* [GIVEN INSTRUCTION]:
Determine which lines contain the word "JSON", then copy those lines.
__________________________________________________
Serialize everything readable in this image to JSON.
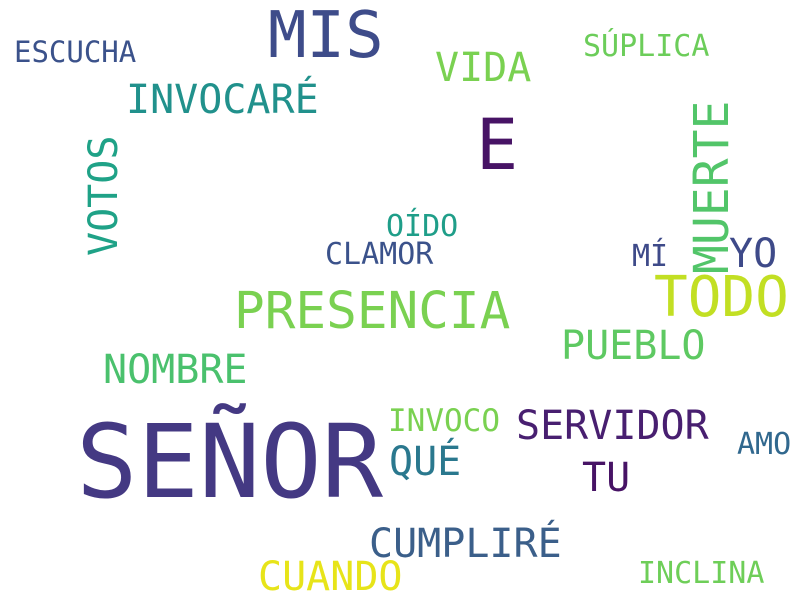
{
  "words": [
    {
      "text": "SEÑOR",
      "color": "#443983"
    },
    {
      "text": "MIS",
      "color": "#3e4c8a"
    },
    {
      "text": "E",
      "color": "#471365"
    },
    {
      "text": "PRESENCIA",
      "color": "#7ad151"
    },
    {
      "text": "TODO",
      "color": "#c2df23"
    },
    {
      "text": "MUERTE",
      "color": "#52c569"
    },
    {
      "text": "VOTOS",
      "color": "#1fa287"
    },
    {
      "text": "INVOCARÉ",
      "color": "#21918c"
    },
    {
      "text": "VIDA",
      "color": "#7ad151"
    },
    {
      "text": "SÚPLICA",
      "color": "#6ccd5a"
    },
    {
      "text": "ESCUCHA",
      "color": "#3b528b"
    },
    {
      "text": "OÍDO",
      "color": "#1f9e89"
    },
    {
      "text": "CLAMOR",
      "color": "#3b528b"
    },
    {
      "text": "MÍ",
      "color": "#3e4a89"
    },
    {
      "text": "YO",
      "color": "#3e4a89"
    },
    {
      "text": "PUEBLO",
      "color": "#5ec962"
    },
    {
      "text": "NOMBRE",
      "color": "#4ac16d"
    },
    {
      "text": "INVOCO",
      "color": "#7ad151"
    },
    {
      "text": "SERVIDOR",
      "color": "#481f70"
    },
    {
      "text": "QUÉ",
      "color": "#2a788e"
    },
    {
      "text": "TU",
      "color": "#471365"
    },
    {
      "text": "AMO",
      "color": "#31688e"
    },
    {
      "text": "CUMPLIRÉ",
      "color": "#3b5f8a"
    },
    {
      "text": "CUANDO",
      "color": "#e7e419"
    },
    {
      "text": "INCLINA",
      "color": "#6ece58"
    }
  ]
}
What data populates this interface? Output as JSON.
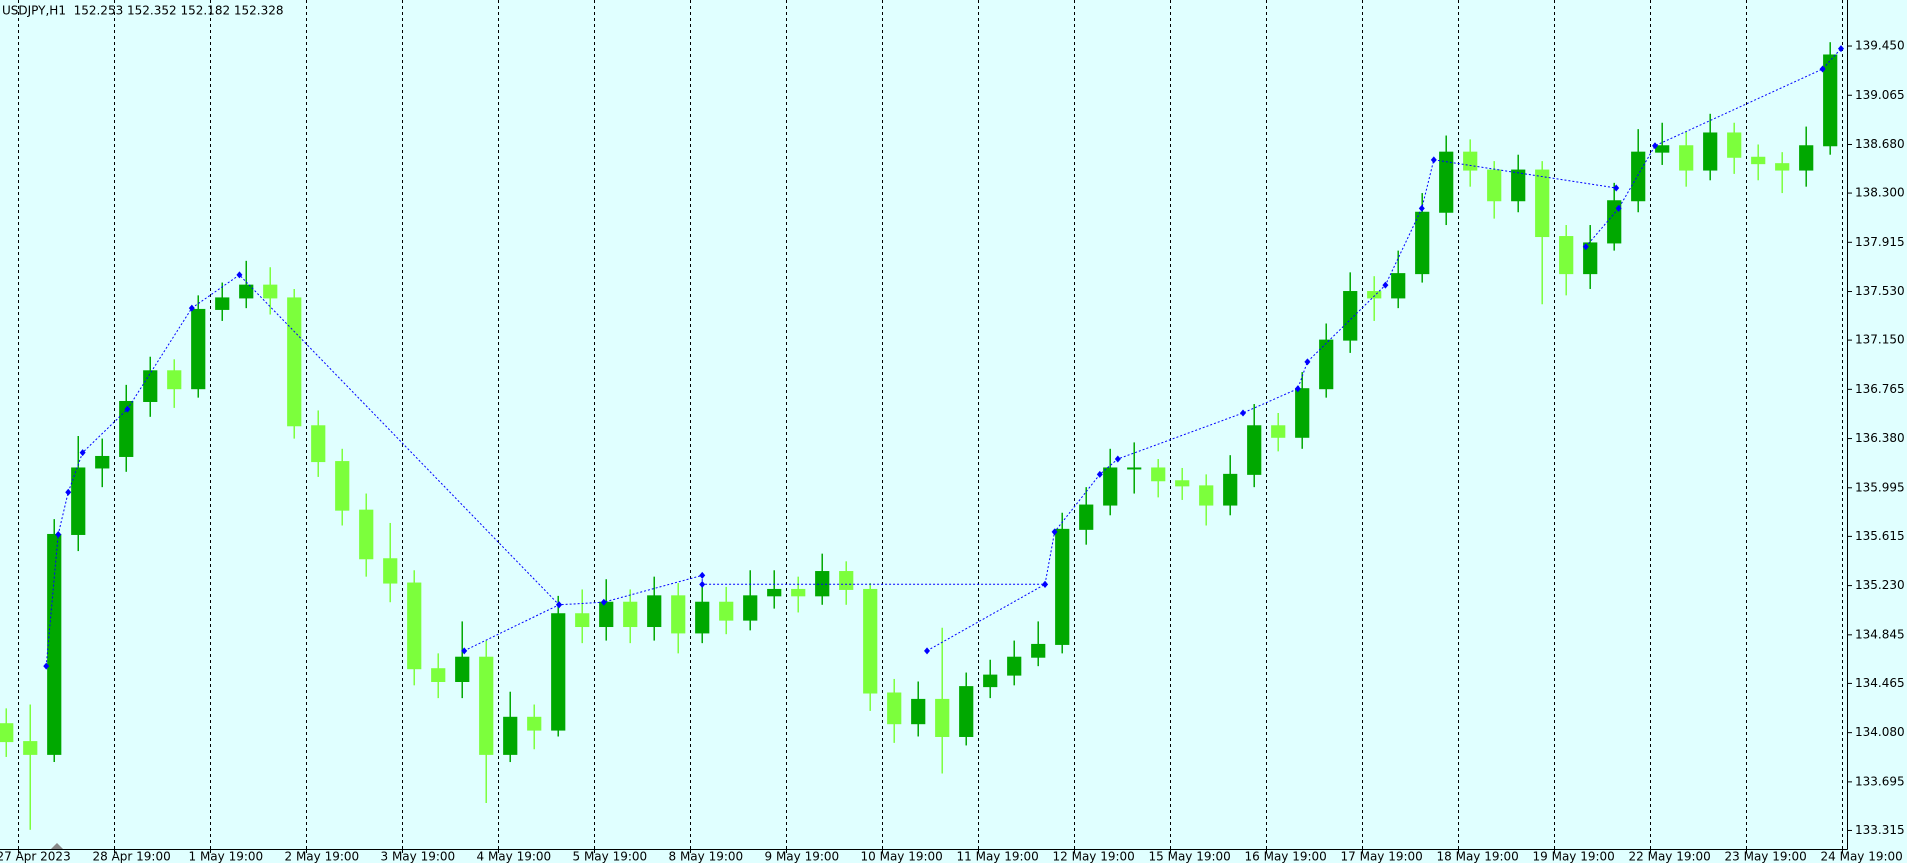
{
  "chart_data": {
    "type": "candlestick",
    "title": "USDJPY,H1  152.253 152.352 152.182 152.328",
    "x": [
      -3,
      3,
      9,
      15,
      21,
      27,
      33,
      39,
      45,
      51,
      57,
      63,
      69,
      75,
      81,
      87,
      93,
      99,
      105,
      111,
      117,
      123,
      129,
      135,
      141,
      147,
      153,
      159,
      165,
      171,
      177,
      183,
      189,
      195,
      201,
      207,
      213,
      219,
      225,
      231,
      237,
      243,
      249,
      255,
      261,
      267,
      273,
      279,
      285,
      291,
      297,
      303,
      309,
      315,
      321,
      327,
      333,
      339,
      345,
      351,
      357,
      363,
      369,
      375,
      381,
      387,
      393,
      399,
      405,
      411,
      417,
      423,
      429,
      435,
      441,
      447,
      453
    ],
    "open": [
      134.15,
      134.01,
      133.91,
      135.63,
      136.15,
      136.24,
      136.67,
      136.91,
      136.77,
      137.39,
      137.48,
      137.58,
      137.48,
      136.48,
      136.2,
      135.82,
      135.44,
      135.25,
      134.58,
      134.48,
      134.67,
      133.91,
      134.2,
      134.1,
      135.01,
      134.91,
      135.1,
      134.91,
      135.15,
      134.86,
      135.1,
      134.96,
      135.15,
      135.2,
      135.15,
      135.34,
      135.2,
      134.39,
      134.15,
      134.34,
      134.05,
      134.44,
      134.53,
      134.67,
      134.77,
      135.67,
      135.86,
      136.15,
      136.15,
      136.05,
      136.01,
      135.86,
      136.1,
      136.48,
      136.39,
      136.77,
      137.15,
      137.53,
      137.48,
      137.67,
      138.15,
      138.62,
      138.48,
      138.24,
      138.48,
      137.96,
      137.67,
      137.91,
      138.24,
      138.62,
      138.67,
      138.48,
      138.77,
      138.58,
      138.53,
      138.48,
      138.67
    ],
    "high": [
      134.27,
      134.3,
      135.75,
      136.4,
      136.38,
      136.8,
      137.02,
      137.0,
      137.5,
      137.6,
      137.77,
      137.72,
      137.55,
      136.6,
      136.3,
      135.95,
      135.72,
      135.35,
      134.7,
      134.95,
      134.8,
      134.4,
      134.3,
      135.15,
      135.2,
      135.28,
      135.2,
      135.3,
      135.25,
      135.25,
      135.22,
      135.35,
      135.35,
      135.3,
      135.48,
      135.42,
      135.25,
      134.5,
      134.48,
      134.9,
      134.55,
      134.65,
      134.8,
      134.95,
      135.8,
      136.0,
      136.3,
      136.35,
      136.22,
      136.15,
      136.1,
      136.25,
      136.65,
      136.58,
      136.9,
      137.28,
      137.68,
      137.65,
      137.85,
      138.3,
      138.75,
      138.72,
      138.55,
      138.6,
      138.55,
      138.05,
      138.05,
      138.38,
      138.8,
      138.85,
      138.78,
      138.92,
      138.85,
      138.68,
      138.62,
      138.82,
      139.48
    ],
    "low": [
      133.89,
      133.32,
      133.85,
      135.5,
      136.0,
      136.12,
      136.55,
      136.62,
      136.7,
      137.3,
      137.4,
      137.35,
      136.38,
      136.08,
      135.7,
      135.3,
      135.1,
      134.45,
      134.35,
      134.35,
      133.53,
      133.85,
      133.95,
      134.05,
      134.78,
      134.8,
      134.78,
      134.8,
      134.7,
      134.78,
      134.85,
      134.88,
      135.05,
      135.02,
      135.08,
      135.08,
      134.25,
      134.0,
      134.05,
      133.76,
      133.98,
      134.35,
      134.45,
      134.6,
      134.7,
      135.55,
      135.78,
      135.95,
      135.92,
      135.9,
      135.7,
      135.78,
      136.0,
      136.28,
      136.3,
      136.7,
      137.05,
      137.3,
      137.4,
      137.6,
      138.05,
      138.35,
      138.1,
      138.15,
      137.43,
      137.5,
      137.55,
      137.85,
      138.15,
      138.52,
      138.35,
      138.4,
      138.45,
      138.4,
      138.3,
      138.35,
      138.6
    ],
    "close": [
      134.01,
      133.91,
      135.63,
      136.15,
      136.24,
      136.67,
      136.91,
      136.77,
      137.39,
      137.48,
      137.58,
      137.48,
      136.48,
      136.2,
      135.82,
      135.44,
      135.25,
      134.58,
      134.48,
      134.67,
      133.91,
      134.2,
      134.1,
      135.01,
      134.91,
      135.1,
      134.91,
      135.15,
      134.86,
      135.1,
      134.96,
      135.15,
      135.2,
      135.15,
      135.34,
      135.2,
      134.39,
      134.15,
      134.34,
      134.05,
      134.44,
      134.53,
      134.67,
      134.77,
      135.67,
      135.86,
      136.15,
      136.15,
      136.05,
      136.01,
      135.86,
      136.1,
      136.48,
      136.39,
      136.77,
      137.15,
      137.53,
      137.48,
      137.67,
      138.15,
      138.62,
      138.48,
      138.24,
      138.48,
      137.96,
      137.67,
      137.91,
      138.24,
      138.62,
      138.67,
      138.48,
      138.77,
      138.58,
      138.53,
      138.48,
      138.67,
      139.38
    ],
    "up_color": "#00a800",
    "down_color": "#7cff3c",
    "overlay": {
      "color": "#0000ff",
      "x": [
        7.0,
        10.0,
        12.5,
        16.1,
        27.3,
        43.4,
        55.3,
        135.2,
        null,
        111.5,
        135.2,
        146.4,
        171.0,
        171.0,
        256.7,
        null,
        227.2,
        256.7,
        259.1,
        270.4,
        274.9,
        306.2,
        319.9,
        322.3,
        341.8,
        350.9,
        353.9,
        399.5,
        null,
        391.9,
        400.1,
        409.2,
        451.1,
        455.7
      ],
      "values": [
        134.6,
        135.63,
        135.96,
        136.27,
        136.61,
        137.4,
        137.66,
        135.08,
        null,
        134.72,
        135.08,
        135.1,
        135.31,
        135.24,
        135.24,
        null,
        134.72,
        135.24,
        135.65,
        136.1,
        136.22,
        136.58,
        136.77,
        136.98,
        137.58,
        138.18,
        138.56,
        138.34,
        null,
        137.88,
        138.18,
        138.67,
        139.27,
        139.43
      ]
    },
    "xlim": [
      -4.56,
      457.2
    ],
    "xticks": [
      {
        "value": 0,
        "label": "27 Apr 2023"
      },
      {
        "value": 24,
        "label": "28 Apr 19:00"
      },
      {
        "value": 48,
        "label": "1 May 19:00"
      },
      {
        "value": 72,
        "label": "2 May 19:00"
      },
      {
        "value": 96,
        "label": "3 May 19:00"
      },
      {
        "value": 120,
        "label": "4 May 19:00"
      },
      {
        "value": 144,
        "label": "5 May 19:00"
      },
      {
        "value": 168,
        "label": "8 May 19:00"
      },
      {
        "value": 192,
        "label": "9 May 19:00"
      },
      {
        "value": 216,
        "label": "10 May 19:00"
      },
      {
        "value": 240,
        "label": "11 May 19:00"
      },
      {
        "value": 264,
        "label": "12 May 19:00"
      },
      {
        "value": 288,
        "label": "15 May 19:00"
      },
      {
        "value": 312,
        "label": "16 May 19:00"
      },
      {
        "value": 336,
        "label": "17 May 19:00"
      },
      {
        "value": 360,
        "label": "18 May 19:00"
      },
      {
        "value": 384,
        "label": "19 May 19:00"
      },
      {
        "value": 408,
        "label": "22 May 19:00"
      },
      {
        "value": 432,
        "label": "23 May 19:00"
      },
      {
        "value": 456,
        "label": "24 May 19:00"
      }
    ],
    "ylim": [
      133.17,
      139.81
    ],
    "yticks": [
      {
        "value": 139.45,
        "label": "139.450"
      },
      139.065,
      {
        "value": 138.68,
        "label": "138.680"
      },
      {
        "value": 138.3,
        "label": "138.300"
      },
      137.915,
      {
        "value": 137.53,
        "label": "137.530"
      },
      {
        "value": 137.15,
        "label": "137.150"
      },
      136.765,
      {
        "value": 136.38,
        "label": "136.380"
      },
      135.995,
      135.615,
      {
        "value": 135.23,
        "label": "135.230"
      },
      134.845,
      134.465,
      {
        "value": 134.08,
        "label": "134.080"
      },
      133.695,
      133.315
    ],
    "grid": true
  }
}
__________________________________________________
* [WRITTEN ANSWER]:
Serialize everything readable in this image to JSON.
What data populates this interface? Output as JSON.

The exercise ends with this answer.